▶ **TASK DETAILS**
Look through the data below. Pick out the lines holding the string "Motores".

▶ **EXERCISE INPUT**
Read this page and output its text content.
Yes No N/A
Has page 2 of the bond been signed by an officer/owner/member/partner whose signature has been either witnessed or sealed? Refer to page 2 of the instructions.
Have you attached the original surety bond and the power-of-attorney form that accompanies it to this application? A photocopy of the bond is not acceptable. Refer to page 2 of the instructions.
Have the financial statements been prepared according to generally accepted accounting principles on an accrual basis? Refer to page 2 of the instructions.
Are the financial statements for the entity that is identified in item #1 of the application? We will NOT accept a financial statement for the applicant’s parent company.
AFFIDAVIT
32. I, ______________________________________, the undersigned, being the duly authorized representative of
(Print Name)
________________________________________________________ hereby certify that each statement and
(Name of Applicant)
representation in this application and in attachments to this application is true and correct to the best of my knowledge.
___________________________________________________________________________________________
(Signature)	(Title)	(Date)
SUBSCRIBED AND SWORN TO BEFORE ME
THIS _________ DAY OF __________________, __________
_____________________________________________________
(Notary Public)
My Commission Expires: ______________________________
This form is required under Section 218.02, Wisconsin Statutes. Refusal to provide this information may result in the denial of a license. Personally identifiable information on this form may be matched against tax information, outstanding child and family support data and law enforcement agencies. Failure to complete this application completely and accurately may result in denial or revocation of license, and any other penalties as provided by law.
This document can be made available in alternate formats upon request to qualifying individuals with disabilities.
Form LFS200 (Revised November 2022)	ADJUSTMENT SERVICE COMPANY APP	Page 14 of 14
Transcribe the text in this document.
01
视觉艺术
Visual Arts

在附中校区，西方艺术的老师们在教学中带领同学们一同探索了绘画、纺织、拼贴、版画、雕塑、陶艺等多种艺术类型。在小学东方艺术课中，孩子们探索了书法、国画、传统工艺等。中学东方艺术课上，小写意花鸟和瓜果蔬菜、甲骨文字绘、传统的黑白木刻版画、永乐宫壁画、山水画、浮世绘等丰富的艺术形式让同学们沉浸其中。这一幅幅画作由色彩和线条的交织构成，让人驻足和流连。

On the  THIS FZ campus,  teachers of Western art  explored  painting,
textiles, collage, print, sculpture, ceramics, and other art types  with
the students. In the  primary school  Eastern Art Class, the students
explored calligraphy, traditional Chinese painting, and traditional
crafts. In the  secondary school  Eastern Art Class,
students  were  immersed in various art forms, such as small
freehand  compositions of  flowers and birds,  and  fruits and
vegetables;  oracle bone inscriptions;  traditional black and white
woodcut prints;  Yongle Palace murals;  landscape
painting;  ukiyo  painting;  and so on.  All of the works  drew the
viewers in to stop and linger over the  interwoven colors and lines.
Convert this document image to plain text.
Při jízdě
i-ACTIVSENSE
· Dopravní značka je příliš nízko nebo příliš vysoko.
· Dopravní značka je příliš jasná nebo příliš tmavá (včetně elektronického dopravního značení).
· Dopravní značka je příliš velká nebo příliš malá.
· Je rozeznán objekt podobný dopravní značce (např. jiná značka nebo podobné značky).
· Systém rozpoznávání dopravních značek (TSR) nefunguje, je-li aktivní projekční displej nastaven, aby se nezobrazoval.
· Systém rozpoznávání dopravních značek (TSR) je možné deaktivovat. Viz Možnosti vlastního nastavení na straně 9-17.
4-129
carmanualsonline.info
--
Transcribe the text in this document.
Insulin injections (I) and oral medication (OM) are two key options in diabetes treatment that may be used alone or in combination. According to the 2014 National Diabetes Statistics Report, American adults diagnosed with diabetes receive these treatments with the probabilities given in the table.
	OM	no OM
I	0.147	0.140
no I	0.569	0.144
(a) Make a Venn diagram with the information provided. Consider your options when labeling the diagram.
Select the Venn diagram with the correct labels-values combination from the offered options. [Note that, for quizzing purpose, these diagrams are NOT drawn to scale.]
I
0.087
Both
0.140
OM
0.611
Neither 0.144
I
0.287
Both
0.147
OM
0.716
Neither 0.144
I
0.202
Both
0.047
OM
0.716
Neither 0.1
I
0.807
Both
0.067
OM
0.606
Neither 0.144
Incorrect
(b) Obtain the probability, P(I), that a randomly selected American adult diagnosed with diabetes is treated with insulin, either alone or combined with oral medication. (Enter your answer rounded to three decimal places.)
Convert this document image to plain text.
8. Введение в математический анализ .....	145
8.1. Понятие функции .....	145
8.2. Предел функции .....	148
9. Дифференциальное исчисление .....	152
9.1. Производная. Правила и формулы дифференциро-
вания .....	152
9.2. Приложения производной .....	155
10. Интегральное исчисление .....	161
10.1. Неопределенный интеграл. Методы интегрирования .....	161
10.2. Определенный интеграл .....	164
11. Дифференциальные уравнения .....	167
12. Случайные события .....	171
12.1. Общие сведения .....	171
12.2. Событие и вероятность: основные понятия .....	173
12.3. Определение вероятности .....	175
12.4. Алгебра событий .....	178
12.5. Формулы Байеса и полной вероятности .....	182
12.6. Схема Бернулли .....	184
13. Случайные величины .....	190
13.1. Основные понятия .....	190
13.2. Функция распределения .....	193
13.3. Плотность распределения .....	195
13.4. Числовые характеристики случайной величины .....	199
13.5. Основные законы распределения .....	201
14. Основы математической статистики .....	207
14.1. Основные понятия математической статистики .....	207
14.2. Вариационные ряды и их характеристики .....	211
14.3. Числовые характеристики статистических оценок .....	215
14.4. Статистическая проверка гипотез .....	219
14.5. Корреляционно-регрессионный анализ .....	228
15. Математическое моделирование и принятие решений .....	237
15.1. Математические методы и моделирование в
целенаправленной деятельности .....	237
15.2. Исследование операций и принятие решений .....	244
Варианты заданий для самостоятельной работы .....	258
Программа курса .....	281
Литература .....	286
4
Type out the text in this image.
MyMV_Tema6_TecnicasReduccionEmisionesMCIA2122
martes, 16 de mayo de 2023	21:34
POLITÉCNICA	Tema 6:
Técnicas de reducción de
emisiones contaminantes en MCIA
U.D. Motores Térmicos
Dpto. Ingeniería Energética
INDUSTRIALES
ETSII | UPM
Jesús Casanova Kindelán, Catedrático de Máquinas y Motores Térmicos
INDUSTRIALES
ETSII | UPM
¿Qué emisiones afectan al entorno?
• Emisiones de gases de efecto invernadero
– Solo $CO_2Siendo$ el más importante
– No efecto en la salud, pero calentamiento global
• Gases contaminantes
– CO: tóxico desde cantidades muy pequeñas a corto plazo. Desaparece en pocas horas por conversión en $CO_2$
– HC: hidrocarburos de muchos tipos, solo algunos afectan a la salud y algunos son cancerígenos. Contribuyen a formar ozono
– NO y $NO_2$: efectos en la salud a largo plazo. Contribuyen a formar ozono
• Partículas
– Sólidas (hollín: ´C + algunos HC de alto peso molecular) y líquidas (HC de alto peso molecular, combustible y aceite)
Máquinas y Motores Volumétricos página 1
==
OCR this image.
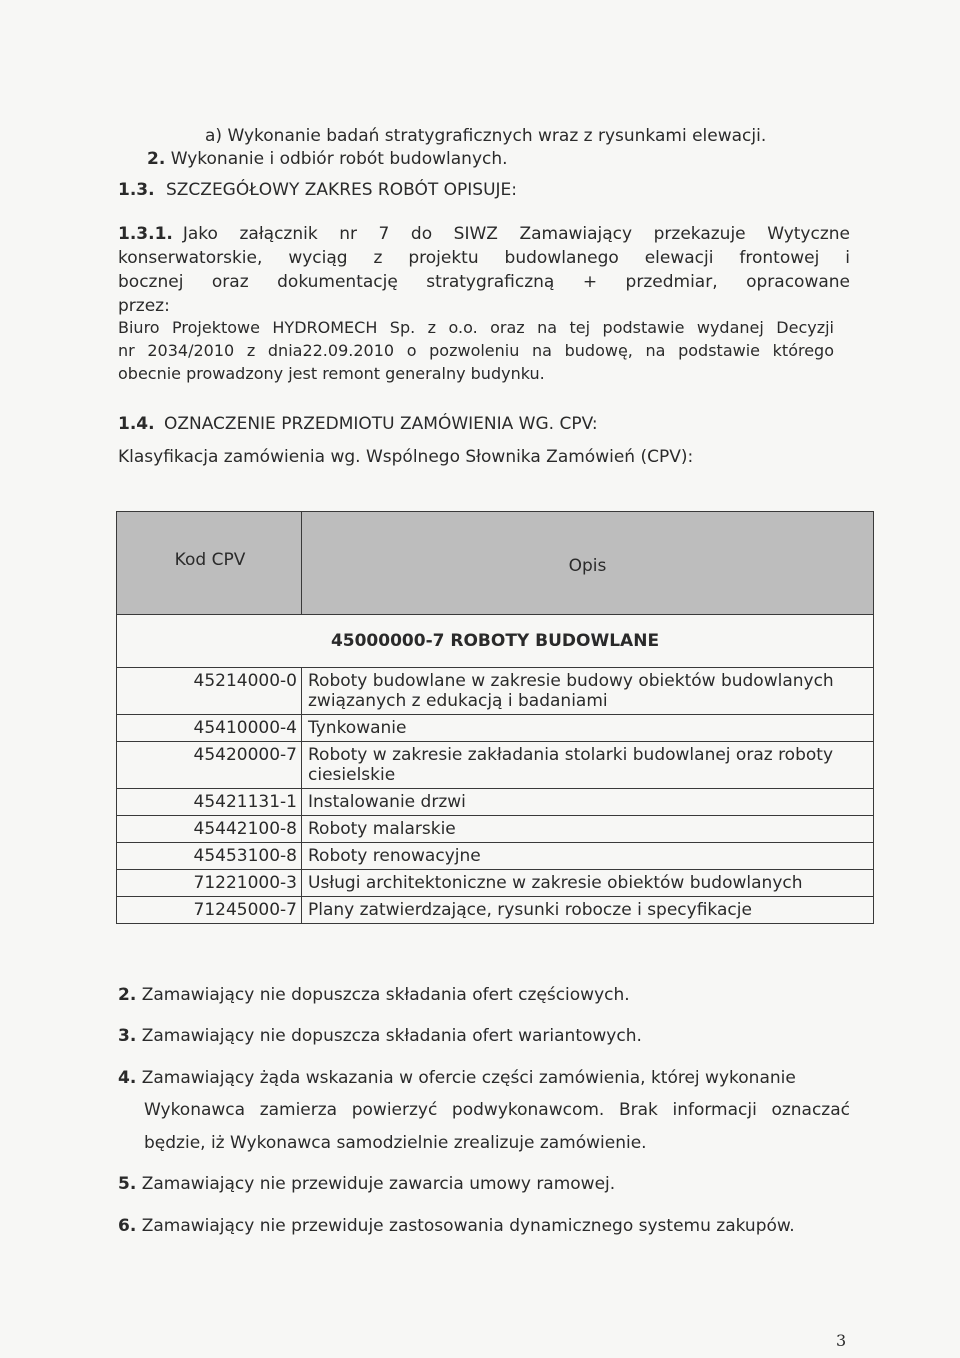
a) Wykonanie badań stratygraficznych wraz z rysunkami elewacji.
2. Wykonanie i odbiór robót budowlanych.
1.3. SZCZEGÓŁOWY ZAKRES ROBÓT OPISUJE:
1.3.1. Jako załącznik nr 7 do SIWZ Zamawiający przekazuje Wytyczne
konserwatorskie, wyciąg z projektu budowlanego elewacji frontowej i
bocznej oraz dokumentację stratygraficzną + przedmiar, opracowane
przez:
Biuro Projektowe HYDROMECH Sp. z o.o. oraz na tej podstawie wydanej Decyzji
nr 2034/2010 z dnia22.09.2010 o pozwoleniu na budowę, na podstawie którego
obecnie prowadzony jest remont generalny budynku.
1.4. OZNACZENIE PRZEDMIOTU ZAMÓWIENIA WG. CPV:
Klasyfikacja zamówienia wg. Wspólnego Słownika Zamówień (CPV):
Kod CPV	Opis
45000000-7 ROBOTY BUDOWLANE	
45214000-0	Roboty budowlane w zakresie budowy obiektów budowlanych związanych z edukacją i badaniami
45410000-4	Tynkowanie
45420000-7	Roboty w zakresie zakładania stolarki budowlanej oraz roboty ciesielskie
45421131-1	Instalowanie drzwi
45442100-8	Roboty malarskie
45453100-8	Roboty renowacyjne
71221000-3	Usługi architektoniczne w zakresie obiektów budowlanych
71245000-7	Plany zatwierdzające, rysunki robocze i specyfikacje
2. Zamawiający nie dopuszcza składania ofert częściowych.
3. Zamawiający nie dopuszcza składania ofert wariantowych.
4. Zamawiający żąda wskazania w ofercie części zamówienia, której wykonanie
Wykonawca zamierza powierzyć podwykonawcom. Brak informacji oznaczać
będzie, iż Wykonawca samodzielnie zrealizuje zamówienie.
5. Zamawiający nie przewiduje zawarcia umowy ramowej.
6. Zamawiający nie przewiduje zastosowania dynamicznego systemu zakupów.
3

▶ **FINISHED EXERCISE**
U.D. Motores Térmicos
Jesús Casanova Kindelán, Catedrático de Máquinas y Motores Térmicos
Máquinas y Motores Volumétricos página 1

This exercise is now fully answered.